Records for this task:
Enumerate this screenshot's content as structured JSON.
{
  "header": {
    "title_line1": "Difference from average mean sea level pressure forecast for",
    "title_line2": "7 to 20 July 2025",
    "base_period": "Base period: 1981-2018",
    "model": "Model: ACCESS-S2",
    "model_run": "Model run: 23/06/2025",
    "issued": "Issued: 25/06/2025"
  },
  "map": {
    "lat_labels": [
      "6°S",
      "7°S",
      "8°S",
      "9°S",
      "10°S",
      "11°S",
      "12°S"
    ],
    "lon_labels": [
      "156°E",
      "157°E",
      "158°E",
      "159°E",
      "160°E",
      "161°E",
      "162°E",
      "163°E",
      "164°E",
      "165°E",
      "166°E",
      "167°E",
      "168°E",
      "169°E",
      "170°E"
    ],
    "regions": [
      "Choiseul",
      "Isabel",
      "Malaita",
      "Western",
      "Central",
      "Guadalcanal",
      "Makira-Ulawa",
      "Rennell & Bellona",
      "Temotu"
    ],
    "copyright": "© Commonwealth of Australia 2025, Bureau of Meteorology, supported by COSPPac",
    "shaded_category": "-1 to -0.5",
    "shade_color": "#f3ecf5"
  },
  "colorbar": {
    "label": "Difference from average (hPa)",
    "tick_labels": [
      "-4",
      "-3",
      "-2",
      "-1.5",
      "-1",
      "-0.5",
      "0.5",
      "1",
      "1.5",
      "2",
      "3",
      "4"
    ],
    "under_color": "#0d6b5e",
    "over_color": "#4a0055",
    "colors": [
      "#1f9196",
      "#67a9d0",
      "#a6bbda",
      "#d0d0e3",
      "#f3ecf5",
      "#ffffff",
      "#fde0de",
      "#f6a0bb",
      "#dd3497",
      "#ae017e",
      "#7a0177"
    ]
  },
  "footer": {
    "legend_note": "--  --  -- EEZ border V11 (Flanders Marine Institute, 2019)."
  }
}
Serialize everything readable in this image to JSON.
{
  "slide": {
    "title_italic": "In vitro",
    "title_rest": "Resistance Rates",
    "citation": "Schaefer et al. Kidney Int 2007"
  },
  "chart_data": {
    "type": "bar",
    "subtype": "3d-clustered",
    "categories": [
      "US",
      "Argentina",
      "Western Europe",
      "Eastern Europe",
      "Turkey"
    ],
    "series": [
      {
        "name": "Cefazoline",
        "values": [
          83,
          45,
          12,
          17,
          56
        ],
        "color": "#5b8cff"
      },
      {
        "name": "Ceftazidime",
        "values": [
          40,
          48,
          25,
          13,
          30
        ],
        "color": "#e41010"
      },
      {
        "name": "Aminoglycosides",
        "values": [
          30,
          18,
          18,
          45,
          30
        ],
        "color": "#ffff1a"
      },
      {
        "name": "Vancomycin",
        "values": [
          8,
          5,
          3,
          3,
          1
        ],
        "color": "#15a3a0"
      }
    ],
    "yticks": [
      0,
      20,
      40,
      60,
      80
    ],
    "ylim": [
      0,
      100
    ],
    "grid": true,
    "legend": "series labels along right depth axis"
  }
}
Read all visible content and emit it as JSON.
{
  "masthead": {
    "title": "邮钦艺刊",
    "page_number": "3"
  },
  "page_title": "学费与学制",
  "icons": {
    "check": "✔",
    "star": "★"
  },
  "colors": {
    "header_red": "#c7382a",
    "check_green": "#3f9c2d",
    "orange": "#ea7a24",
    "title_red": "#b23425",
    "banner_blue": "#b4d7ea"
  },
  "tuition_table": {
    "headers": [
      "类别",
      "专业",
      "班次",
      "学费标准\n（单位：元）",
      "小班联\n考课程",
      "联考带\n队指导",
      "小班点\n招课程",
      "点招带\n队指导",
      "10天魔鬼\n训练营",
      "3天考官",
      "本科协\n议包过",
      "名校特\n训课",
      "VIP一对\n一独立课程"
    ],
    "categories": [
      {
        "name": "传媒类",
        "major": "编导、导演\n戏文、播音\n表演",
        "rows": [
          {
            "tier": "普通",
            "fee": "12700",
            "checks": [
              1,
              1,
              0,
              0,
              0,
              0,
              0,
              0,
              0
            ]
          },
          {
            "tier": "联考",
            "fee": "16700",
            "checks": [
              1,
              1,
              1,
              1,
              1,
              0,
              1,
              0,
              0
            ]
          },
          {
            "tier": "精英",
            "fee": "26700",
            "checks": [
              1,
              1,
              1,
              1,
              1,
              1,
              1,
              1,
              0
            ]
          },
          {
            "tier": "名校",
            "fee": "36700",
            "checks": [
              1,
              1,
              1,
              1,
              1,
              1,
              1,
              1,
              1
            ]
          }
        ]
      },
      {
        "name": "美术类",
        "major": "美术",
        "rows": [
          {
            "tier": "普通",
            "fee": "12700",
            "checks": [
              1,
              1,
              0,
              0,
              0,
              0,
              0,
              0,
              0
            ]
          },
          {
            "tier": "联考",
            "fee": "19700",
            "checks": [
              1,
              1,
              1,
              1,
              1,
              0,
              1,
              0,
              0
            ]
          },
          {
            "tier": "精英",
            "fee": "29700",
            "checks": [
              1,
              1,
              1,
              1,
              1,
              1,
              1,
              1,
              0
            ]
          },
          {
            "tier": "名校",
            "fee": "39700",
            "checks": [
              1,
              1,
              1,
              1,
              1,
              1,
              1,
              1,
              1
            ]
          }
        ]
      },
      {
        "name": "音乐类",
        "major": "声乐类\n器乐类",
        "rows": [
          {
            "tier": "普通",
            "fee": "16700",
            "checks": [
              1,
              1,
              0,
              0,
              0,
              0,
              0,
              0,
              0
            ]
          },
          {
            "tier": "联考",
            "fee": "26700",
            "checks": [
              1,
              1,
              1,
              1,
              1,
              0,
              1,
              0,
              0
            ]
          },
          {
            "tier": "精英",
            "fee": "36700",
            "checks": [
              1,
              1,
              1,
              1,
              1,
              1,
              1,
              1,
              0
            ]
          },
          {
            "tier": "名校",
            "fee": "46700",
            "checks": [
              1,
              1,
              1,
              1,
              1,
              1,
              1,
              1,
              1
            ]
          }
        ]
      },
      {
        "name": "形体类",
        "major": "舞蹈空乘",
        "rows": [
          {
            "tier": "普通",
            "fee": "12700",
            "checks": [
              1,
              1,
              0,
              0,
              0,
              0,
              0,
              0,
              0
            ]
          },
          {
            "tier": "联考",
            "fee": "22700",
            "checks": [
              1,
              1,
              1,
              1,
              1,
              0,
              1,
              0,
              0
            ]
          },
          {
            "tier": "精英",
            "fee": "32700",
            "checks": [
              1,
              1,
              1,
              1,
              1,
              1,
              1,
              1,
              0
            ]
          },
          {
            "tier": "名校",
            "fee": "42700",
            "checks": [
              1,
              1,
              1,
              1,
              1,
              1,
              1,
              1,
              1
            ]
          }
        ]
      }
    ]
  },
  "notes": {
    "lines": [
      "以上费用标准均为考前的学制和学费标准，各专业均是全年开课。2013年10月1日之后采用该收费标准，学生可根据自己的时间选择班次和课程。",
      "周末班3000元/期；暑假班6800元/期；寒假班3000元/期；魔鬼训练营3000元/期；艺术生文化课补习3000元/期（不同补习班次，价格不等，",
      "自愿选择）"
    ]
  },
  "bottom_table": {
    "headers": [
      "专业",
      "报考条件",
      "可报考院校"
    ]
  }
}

What the exercise asks: Write all of the records out again exactly.

Reply to the task:
Enumerate this screenshot's content as structured JSON.
{
  "header": {
    "title_line1": "Difference from average mean sea level pressure forecast for",
    "title_line2": "7 to 20 July 2025",
    "base_period": "Base period: 1981-2018",
    "model": "Model: ACCESS-S2",
    "model_run": "Model run: 23/06/2025",
    "issued": "Issued: 25/06/2025"
  },
  "map": {
    "lat_labels": [
      "6°S",
      "7°S",
      "8°S",
      "9°S",
      "10°S",
      "11°S",
      "12°S"
    ],
    "lon_labels": [
      "156°E",
      "157°E",
      "158°E",
      "159°E",
      "160°E",
      "161°E",
      "162°E",
      "163°E",
      "164°E",
      "165°E",
      "166°E",
      "167°E",
      "168°E",
      "169°E",
      "170°E"
    ],
    "regions": [
      "Choiseul",
      "Isabel",
      "Malaita",
      "Western",
      "Central",
      "Guadalcanal",
      "Makira-Ulawa",
      "Rennell & Bellona",
      "Temotu"
    ],
    "copyright": "© Commonwealth of Australia 2025, Bureau of Meteorology, supported by COSPPac",
    "shaded_category": "-1 to -0.5",
    "shade_color": "#f3ecf5"
  },
  "colorbar": {
    "label": "Difference from average (hPa)",
    "tick_labels": [
      "-4",
      "-3",
      "-2",
      "-1.5",
      "-1",
      "-0.5",
      "0.5",
      "1",
      "1.5",
      "2",
      "3",
      "4"
    ],
    "under_color": "#0d6b5e",
    "over_color": "#4a0055",
    "colors": [
      "#1f9196",
      "#67a9d0",
      "#a6bbda",
      "#d0d0e3",
      "#f3ecf5",
      "#ffffff",
      "#fde0de",
      "#f6a0bb",
      "#dd3497",
      "#ae017e",
      "#7a0177"
    ]
  },
  "footer": {
    "legend_note": "--  --  -- EEZ border V11 (Flanders Marine Institute, 2019)."
  }
}
Serialize everything readable in this image to JSON.
{
  "slide": {
    "title_italic": "In vitro",
    "title_rest": "Resistance Rates",
    "citation": "Schaefer et al. Kidney Int 2007"
  },
  "chart_data": {
    "type": "bar",
    "subtype": "3d-clustered",
    "categories": [
      "US",
      "Argentina",
      "Western Europe",
      "Eastern Europe",
      "Turkey"
    ],
    "series": [
      {
        "name": "Cefazoline",
        "values": [
          83,
          45,
          12,
          17,
          56
        ],
        "color": "#5b8cff"
      },
      {
        "name": "Ceftazidime",
        "values": [
          40,
          48,
          25,
          13,
          30
        ],
        "color": "#e41010"
      },
      {
        "name": "Aminoglycosides",
        "values": [
          30,
          18,
          18,
          45,
          30
        ],
        "color": "#ffff1a"
      },
      {
        "name": "Vancomycin",
        "values": [
          8,
          5,
          3,
          3,
          1
        ],
        "color": "#15a3a0"
      }
    ],
    "yticks": [
      0,
      20,
      40,
      60,
      80
    ],
    "ylim": [
      0,
      100
    ],
    "grid": true,
    "legend": "series labels along right depth axis"
  }
}
Read all visible content and emit it as JSON.
{
  "masthead": {
    "title": "邮钦艺刊",
    "page_number": "3"
  },
  "page_title": "学费与学制",
  "icons": {
    "check": "✔",
    "star": "★"
  },
  "colors": {
    "header_red": "#c7382a",
    "check_green": "#3f9c2d",
    "orange": "#ea7a24",
    "title_red": "#b23425",
    "banner_blue": "#b4d7ea"
  },
  "tuition_table": {
    "headers": [
      "类别",
      "专业",
      "班次",
      "学费标准\n（单位：元）",
      "小班联\n考课程",
      "联考带\n队指导",
      "小班点\n招课程",
      "点招带\n队指导",
      "10天魔鬼\n训练营",
      "3天考官",
      "本科协\n议包过",
      "名校特\n训课",
      "VIP一对\n一独立课程"
    ],
    "categories": [
      {
        "name": "传媒类",
        "major": "编导、导演\n戏文、播音\n表演",
        "rows": [
          {
            "tier": "普通",
            "fee": "12700",
            "checks": [
              1,
              1,
              0,
              0,
              0,
              0,
              0,
              0,
              0
            ]
          },
          {
            "tier": "联考",
            "fee": "16700",
            "checks": [
              1,
              1,
              1,
              1,
              1,
              0,
              1,
              0,
              0
            ]
          },
          {
            "tier": "精英",
            "fee": "26700",
            "checks": [
              1,
              1,
              1,
              1,
              1,
              1,
              1,
              1,
              0
            ]
          },
          {
            "tier": "名校",
            "fee": "36700",
            "checks": [
              1,
              1,
              1,
              1,
              1,
              1,
              1,
              1,
              1
            ]
          }
        ]
      },
      {
        "name": "美术类",
        "major": "美术",
        "rows": [
          {
            "tier": "普通",
            "fee": "12700",
            "checks": [
              1,
              1,
              0,
              0,
              0,
              0,
              0,
              0,
              0
            ]
          },
          {
            "tier": "联考",
            "fee": "19700",
            "checks": [
              1,
              1,
              1,
              1,
              1,
              0,
              1,
              0,
              0
            ]
          },
          {
            "tier": "精英",
            "fee": "29700",
            "checks": [
              1,
              1,
              1,
              1,
              1,
              1,
              1,
              1,
              0
            ]
          },
          {
            "tier": "名校",
            "fee": "39700",
            "checks": [
              1,
              1,
              1,
              1,
              1,
              1,
              1,
              1,
              1
            ]
          }
        ]
      },
      {
        "name": "音乐类",
        "major": "声乐类\n器乐类",
        "rows": [
          {
            "tier": "普通",
            "fee": "16700",
            "checks": [
              1,
              1,
              0,
              0,
              0,
              0,
              0,
              0,
              0
            ]
          },
          {
            "tier": "联考",
            "fee": "26700",
            "checks": [
              1,
              1,
              1,
              1,
              1,
              0,
              1,
              0,
              0
            ]
          },
          {
            "tier": "精英",
            "fee": "36700",
            "checks": [
              1,
              1,
              1,
              1,
              1,
              1,
              1,
              1,
              0
            ]
          },
          {
            "tier": "名校",
            "fee": "46700",
            "checks": [
              1,
              1,
              1,
              1,
              1,
              1,
              1,
              1,
              1
            ]
          }
        ]
      },
      {
        "name": "形体类",
        "major": "舞蹈空乘",
        "rows": [
          {
            "tier": "普通",
            "fee": "12700",
            "checks": [
              1,
              1,
              0,
              0,
              0,
              0,
              0,
              0,
              0
            ]
          },
          {
            "tier": "联考",
            "fee": "22700",
            "checks": [
              1,
              1,
              1,
              1,
              1,
              0,
              1,
              0,
              0
            ]
          },
          {
            "tier": "精英",
            "fee": "32700",
            "checks": [
              1,
              1,
              1,
              1,
              1,
              1,
              1,
              1,
              0
            ]
          },
          {
            "tier": "名校",
            "fee": "42700",
            "checks": [
              1,
              1,
              1,
              1,
              1,
              1,
              1,
              1,
              1
            ]
          }
        ]
      }
    ]
  },
  "notes": {
    "lines": [
      "以上费用标准均为考前的学制和学费标准，各专业均是全年开课。2013年10月1日之后采用该收费标准，学生可根据自己的时间选择班次和课程。",
      "周末班3000元/期；暑假班6800元/期；寒假班3000元/期；魔鬼训练营3000元/期；艺术生文化课补习3000元/期（不同补习班次，价格不等，",
      "自愿选择）"
    ]
  },
  "bottom_table": {
    "headers": [
      "专业",
      "报考条件",
      "可报考院校"
    ]
  }
}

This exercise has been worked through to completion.